#### [Instructions to follow]
Which lines contain the string "Umgang"? Please list every one of them.

—————

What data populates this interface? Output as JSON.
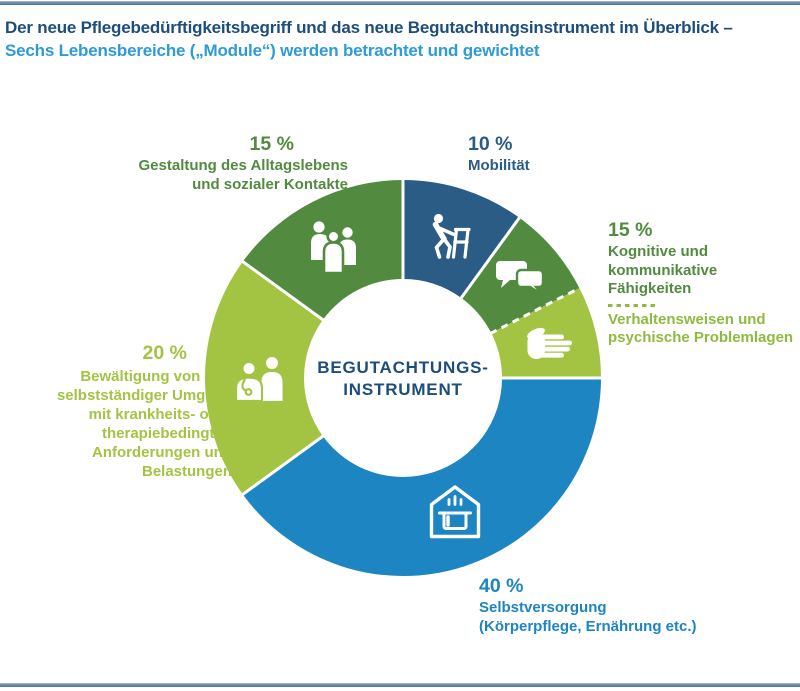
{
  "header": {
    "title_line1": "Der neue Pflegebedürftigkeitsbegriff und das neue Begutachtungsinstrument im Überblick –",
    "title_line2": "Sechs Lebensbereiche („Module“) werden betrachtet und gewichtet"
  },
  "colors": {
    "title_primary": "#1D4E7B",
    "title_accent": "#2E9BD6",
    "navy": "#2B5C86",
    "blue": "#1D85C2",
    "dark_green": "#528B40",
    "light_green": "#A3C443",
    "sub_label_green": "#8FBA40",
    "rule_blue": "#4D759C",
    "separator": "#FFFFFF"
  },
  "chart_data": {
    "type": "pie",
    "variant": "donut",
    "title": "Begutachtungsinstrument – Gewichtung der sechs Lebensbereiche (Module)",
    "units": "%",
    "start_angle_deg": 0,
    "outer_radius": 198,
    "inner_radius": 99,
    "segments": [
      {
        "id": "mobilitaet",
        "label": "Mobilität",
        "percent": 10,
        "value_label": "10 %",
        "color": "#2B5C86",
        "icon": "person-with-walker-icon"
      },
      {
        "id": "kognitiv",
        "label": "Kognitive und kommunikative Fähigkeiten",
        "percent": 7.5,
        "combined_value_label": "15 %",
        "color": "#528B40",
        "icon": "speech-bubbles-icon"
      },
      {
        "id": "verhalten",
        "label": "Verhaltensweisen und psychische Problemlagen",
        "percent": 7.5,
        "combined_value_label": "15 %",
        "color": "#A3C443",
        "icon": "hand-icon",
        "start_boundary": "dashed"
      },
      {
        "id": "selbstversorgung",
        "label": "Selbstversorgung (Körperpflege, Ernährung etc.)",
        "percent": 40,
        "value_label": "40 %",
        "color": "#1D85C2",
        "icon": "house-cooking-pot-icon"
      },
      {
        "id": "bewaeltigung",
        "label": "Bewältigung von und selbstständiger Umgang mit krankheits- oder therapiebedingten Anforderungen und Belastungen",
        "percent": 20,
        "value_label": "20 %",
        "color": "#A3C443",
        "icon": "doctor-patient-icon"
      },
      {
        "id": "gestaltung",
        "label": "Gestaltung des Alltagslebens und sozialer Kontakte",
        "percent": 15,
        "value_label": "15 %",
        "color": "#528B40",
        "icon": "people-group-icon"
      }
    ]
  },
  "center_label": {
    "line1": "BEGUTACHTUNGS-",
    "line2": "INSTRUMENT"
  },
  "labels": {
    "gestaltung": {
      "pct": "15 %",
      "line1": "Gestaltung des Alltagslebens",
      "line2": "und sozialer Kontakte"
    },
    "mobilitaet": {
      "pct": "10 %",
      "line1": "Mobilität"
    },
    "kognitiv": {
      "pct": "15 %",
      "line1": "Kognitive und kommunikative",
      "line2": "Fähigkeiten",
      "line3": "Verhaltensweisen und",
      "line4": "psychische Problemlagen"
    },
    "selbstversorgung": {
      "pct": "40 %",
      "line1": "Selbstversorgung",
      "line2": "(Körperpflege, Ernährung etc.)"
    },
    "bewaeltigung": {
      "pct": "20 %",
      "lines": [
        "Bewältigung von und",
        "selbstständiger Umgang",
        "mit krankheits- oder",
        "therapiebedingten",
        "Anforderungen und",
        "Belastungen"
      ]
    }
  }
}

—————

#### [Task response]
        "label": "Bewältigung von und selbstständiger Umgang mit krankheits- oder therapiebedingten Anforderungen und Belastungen",
        "selbstständiger Umgang",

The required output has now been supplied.